**What to do:** Pull out every line containing the string "渗漏检测仪".

**Data for this task:**

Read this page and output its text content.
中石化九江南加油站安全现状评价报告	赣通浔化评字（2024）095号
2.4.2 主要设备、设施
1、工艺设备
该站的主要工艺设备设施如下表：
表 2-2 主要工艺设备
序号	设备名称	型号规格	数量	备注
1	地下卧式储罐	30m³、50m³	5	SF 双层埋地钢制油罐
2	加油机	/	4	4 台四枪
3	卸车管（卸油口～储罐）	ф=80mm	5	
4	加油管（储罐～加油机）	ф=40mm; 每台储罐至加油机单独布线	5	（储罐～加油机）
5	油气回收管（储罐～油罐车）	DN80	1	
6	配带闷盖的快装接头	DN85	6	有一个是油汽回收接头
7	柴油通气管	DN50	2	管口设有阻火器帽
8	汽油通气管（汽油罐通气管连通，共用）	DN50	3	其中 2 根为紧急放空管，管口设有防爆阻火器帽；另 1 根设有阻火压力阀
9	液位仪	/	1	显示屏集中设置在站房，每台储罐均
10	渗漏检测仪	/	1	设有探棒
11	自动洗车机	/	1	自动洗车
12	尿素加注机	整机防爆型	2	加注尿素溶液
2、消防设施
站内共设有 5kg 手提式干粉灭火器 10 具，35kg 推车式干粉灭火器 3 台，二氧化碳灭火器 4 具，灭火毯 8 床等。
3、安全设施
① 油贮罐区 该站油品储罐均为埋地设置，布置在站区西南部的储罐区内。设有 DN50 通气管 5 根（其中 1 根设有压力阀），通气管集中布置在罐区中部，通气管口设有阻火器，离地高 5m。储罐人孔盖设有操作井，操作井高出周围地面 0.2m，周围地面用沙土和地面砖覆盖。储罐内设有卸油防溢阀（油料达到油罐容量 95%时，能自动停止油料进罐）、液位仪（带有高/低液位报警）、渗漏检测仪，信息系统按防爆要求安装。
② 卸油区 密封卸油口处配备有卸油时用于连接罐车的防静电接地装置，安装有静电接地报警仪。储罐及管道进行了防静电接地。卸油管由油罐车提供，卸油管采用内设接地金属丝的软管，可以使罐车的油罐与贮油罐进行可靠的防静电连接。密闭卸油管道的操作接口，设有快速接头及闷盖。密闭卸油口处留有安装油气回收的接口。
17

**Solution to this exercise:**
10	渗漏检测仪	/	1	设有探棒
① 油贮罐区 该站油品储罐均为埋地设置，布置在站区西南部的储罐区内。设有 DN50 通气管 5 根（其中 1 根设有压力阀），通气管集中布置在罐区中部，通气管口设有阻火器，离地高 5m。储罐人孔盖设有操作井，操作井高出周围地面 0.2m，周围地面用沙土和地面砖覆盖。储罐内设有卸油防溢阀（油料达到油罐容量 95%时，能自动停止油料进罐）、液位仪（带有高/低液位报警）、渗漏检测仪，信息系统按防爆要求安装。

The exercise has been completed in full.